Directive
In the data below, find every line with the string "常规类别基金转债仓位集体回升" and pull it out.

=== The data ===

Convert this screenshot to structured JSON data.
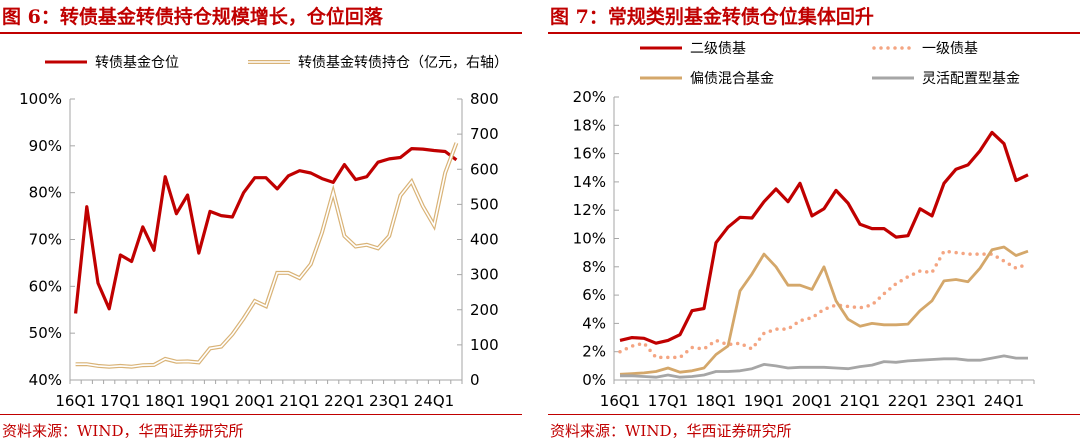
{
  "charts_meta": {
    "left_title": "图 6：转债基金转债持仓规模增长，仓位回落",
    "right_title": "图 7：常规类别基金转债仓位集体回升",
    "left_source": "资料来源：WIND，华西证券研究所",
    "right_source": "资料来源：WIND，华西证券研究所"
  },
  "chart_data": [
    {
      "type": "line",
      "title": "图 6：转债基金转债持仓规模增长，仓位回落",
      "x_ticks": [
        "16Q1",
        "17Q1",
        "18Q1",
        "19Q1",
        "20Q1",
        "21Q1",
        "22Q1",
        "23Q1",
        "24Q1"
      ],
      "y_ticks": [
        "40%",
        "50%",
        "60%",
        "70%",
        "80%",
        "90%",
        "100%"
      ],
      "ylim": [
        40,
        100
      ],
      "y2_ticks": [
        "0",
        "100",
        "200",
        "300",
        "400",
        "500",
        "600",
        "700",
        "800"
      ],
      "y2lim": [
        0,
        800
      ],
      "legend_position": "top",
      "series": [
        {
          "name": "转债基金仓位",
          "axis": "left",
          "color": "#c00000",
          "style": "solid",
          "values": [
            54.2,
            77,
            60.7,
            55.2,
            66.7,
            65.3,
            72.7,
            67.7,
            83.4,
            75.5,
            79.5,
            67.1,
            76,
            75.1,
            74.8,
            80,
            83.2,
            83.2,
            80.8,
            83.6,
            84.7,
            84.2,
            83,
            82.2,
            86,
            82.8,
            83.4,
            86.5,
            87.2,
            87.5,
            89.4,
            89.3,
            89,
            88.8,
            87
          ]
        },
        {
          "name": "转债基金转债持仓（亿元，右轴）",
          "axis": "right",
          "color": "#d9b377",
          "style": "double",
          "values": [
            45,
            45,
            40,
            38,
            40,
            38,
            42,
            43,
            60,
            52,
            53,
            50,
            90,
            95,
            130,
            175,
            225,
            210,
            305,
            305,
            290,
            330,
            420,
            535,
            410,
            380,
            385,
            375,
            410,
            525,
            565,
            495,
            440,
            590,
            675
          ]
        }
      ]
    },
    {
      "type": "line",
      "title": "图 7：常规类别基金转债仓位集体回升",
      "x_ticks": [
        "16Q1",
        "17Q1",
        "18Q1",
        "19Q1",
        "20Q1",
        "21Q1",
        "22Q1",
        "23Q1",
        "24Q1"
      ],
      "y_ticks": [
        "0%",
        "2%",
        "4%",
        "6%",
        "8%",
        "10%",
        "12%",
        "14%",
        "16%",
        "18%",
        "20%"
      ],
      "ylim": [
        0,
        20
      ],
      "legend_position": "top",
      "series": [
        {
          "name": "二级债基",
          "color": "#c00000",
          "style": "solid",
          "values": [
            2.8,
            3.0,
            2.95,
            2.6,
            2.8,
            3.2,
            4.9,
            5.05,
            9.7,
            10.8,
            11.5,
            11.45,
            12.6,
            13.5,
            12.6,
            13.9,
            11.6,
            12.1,
            13.4,
            12.5,
            11.0,
            10.7,
            10.7,
            10.1,
            10.2,
            12.1,
            11.6,
            13.9,
            14.9,
            15.2,
            16.2,
            17.5,
            16.7,
            14.1,
            14.5
          ]
        },
        {
          "name": "一级债基",
          "color": "#f4a582",
          "style": "dotted",
          "values": [
            2.0,
            2.4,
            2.6,
            1.6,
            1.6,
            1.6,
            2.3,
            2.2,
            2.8,
            2.5,
            2.6,
            2.2,
            3.3,
            3.6,
            3.6,
            4.2,
            4.4,
            5.0,
            5.3,
            5.2,
            5.1,
            5.3,
            6.1,
            6.8,
            7.3,
            7.7,
            7.6,
            9.1,
            9.0,
            8.9,
            8.9,
            8.9,
            8.4,
            7.9,
            8.2
          ]
        },
        {
          "name": "偏债混合基金",
          "color": "#d4a76a",
          "style": "solid",
          "values": [
            0.4,
            0.45,
            0.5,
            0.6,
            0.85,
            0.55,
            0.65,
            0.85,
            1.8,
            2.4,
            6.3,
            7.5,
            8.9,
            8.0,
            6.7,
            6.7,
            6.4,
            8.0,
            5.6,
            4.3,
            3.8,
            4.0,
            3.9,
            3.9,
            3.95,
            4.9,
            5.6,
            7.0,
            7.1,
            6.95,
            7.9,
            9.2,
            9.4,
            8.8,
            9.1
          ]
        },
        {
          "name": "灵活配置型基金",
          "color": "#a6a6a6",
          "style": "solid",
          "values": [
            0.3,
            0.3,
            0.25,
            0.2,
            0.35,
            0.2,
            0.25,
            0.35,
            0.6,
            0.6,
            0.65,
            0.8,
            1.1,
            1.0,
            0.85,
            0.9,
            0.9,
            0.9,
            0.85,
            0.8,
            0.95,
            1.05,
            1.3,
            1.25,
            1.35,
            1.4,
            1.45,
            1.5,
            1.5,
            1.4,
            1.4,
            1.55,
            1.7,
            1.55,
            1.55
          ]
        }
      ]
    }
  ]
}
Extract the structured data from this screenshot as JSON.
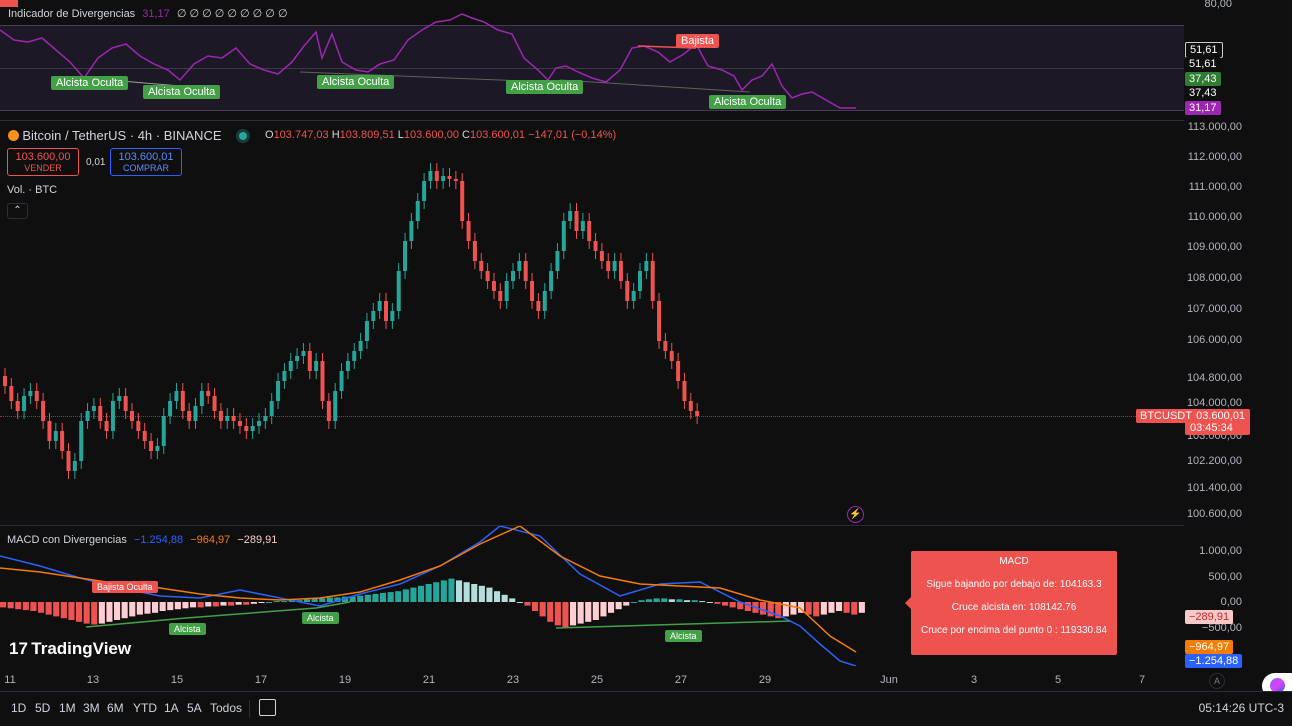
{
  "rsi": {
    "title": "Indicador de Divergencias",
    "value": "31,17",
    "zeros": "∅ ∅ ∅ ∅ ∅ ∅ ∅ ∅ ∅",
    "axis": [
      "80,00"
    ],
    "badges": [
      {
        "text": "51,61",
        "color": "#ffffff",
        "bg": "#0f0f0f"
      },
      {
        "text": "51,61",
        "color": "#ffffff",
        "bg": "#0f0f0f"
      },
      {
        "text": "37,43",
        "color": "#ffffff",
        "bg": "#2e7d32"
      },
      {
        "text": "37,43",
        "color": "#ffffff",
        "bg": "#0f0f0f"
      },
      {
        "text": "31,17",
        "color": "#ffffff",
        "bg": "#9c27b0"
      }
    ],
    "labels": [
      {
        "text": "Alcista Oculta",
        "type": "green"
      },
      {
        "text": "Alcista Oculta",
        "type": "green"
      },
      {
        "text": "Alcista Oculta",
        "type": "green"
      },
      {
        "text": "Alcista Oculta",
        "type": "green"
      },
      {
        "text": "Alcista Oculta",
        "type": "green"
      },
      {
        "text": "Bajista",
        "type": "red"
      }
    ]
  },
  "symbol": {
    "name": "Bitcoin / TetherUS · 4h · BINANCE",
    "o_label": "O",
    "o": "103.747,03",
    "h_label": "H",
    "h": "103.809,51",
    "l_label": "L",
    "l": "103.600,00",
    "c_label": "C",
    "c": "103.600,01",
    "change": "−147,01 (−0,14%)"
  },
  "trade": {
    "sell_price": "103.600,00",
    "sell_label": "VENDER",
    "spread": "0,01",
    "buy_price": "103.600,01",
    "buy_label": "COMPRAR"
  },
  "volume_label": "Vol. · BTC",
  "price_axis": [
    "113.000,00",
    "112.000,00",
    "111.000,00",
    "110.000,00",
    "109.000,00",
    "108.000,00",
    "107.000,00",
    "106.000,00",
    "104.800,00",
    "104.000,00",
    "103.000,00",
    "102.200,00",
    "101.400,00",
    "100.600,00"
  ],
  "last_price": {
    "symbol": "BTCUSDT",
    "price": "103.600,01",
    "countdown": "03:45:34"
  },
  "macd": {
    "title": "MACD con Divergencias",
    "v1": "−1.254,88",
    "v2": "−964,97",
    "v3": "−289,91",
    "axis": [
      "1.000,00",
      "500,00",
      "0,00",
      "−500,00"
    ],
    "badges": [
      {
        "text": "−289,91",
        "color": "#ef5350",
        "bg": "#f8c9c9"
      },
      {
        "text": "−964,97",
        "color": "#ffffff",
        "bg": "#f57c00"
      },
      {
        "text": "−1.254,88",
        "color": "#ffffff",
        "bg": "#2962ff"
      }
    ],
    "labels": [
      {
        "text": "Bajista Oculta",
        "type": "red"
      },
      {
        "text": "Alcista",
        "type": "green"
      },
      {
        "text": "Alcista",
        "type": "green"
      },
      {
        "text": "Alcista",
        "type": "green"
      }
    ],
    "popup": {
      "title": "MACD",
      "line1": "Sigue bajando por debajo de: 104163.3",
      "line2": "Cruce alcista en: 108142.76",
      "line3": "Cruce por encima del punto 0 : 119330.84"
    }
  },
  "brand": "TradingView",
  "dates": [
    "11",
    "13",
    "15",
    "17",
    "19",
    "21",
    "23",
    "25",
    "27",
    "29",
    "Jun",
    "3",
    "5",
    "7"
  ],
  "ranges": [
    "1D",
    "5D",
    "1M",
    "3M",
    "6M",
    "YTD",
    "1A",
    "5A",
    "Todos"
  ],
  "clock": "05:14:26 UTC-3",
  "auto_label": "A",
  "colors": {
    "up": "#26a69a",
    "down": "#ef5350",
    "rsi": "#9c27b0",
    "macd": "#2962ff",
    "signal": "#f57c00"
  }
}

===

Response for this exercise
    "right_title": "图 7：常规类别基金转债仓位集体回升",
      "title": "图 7：常规类别基金转债仓位集体回升",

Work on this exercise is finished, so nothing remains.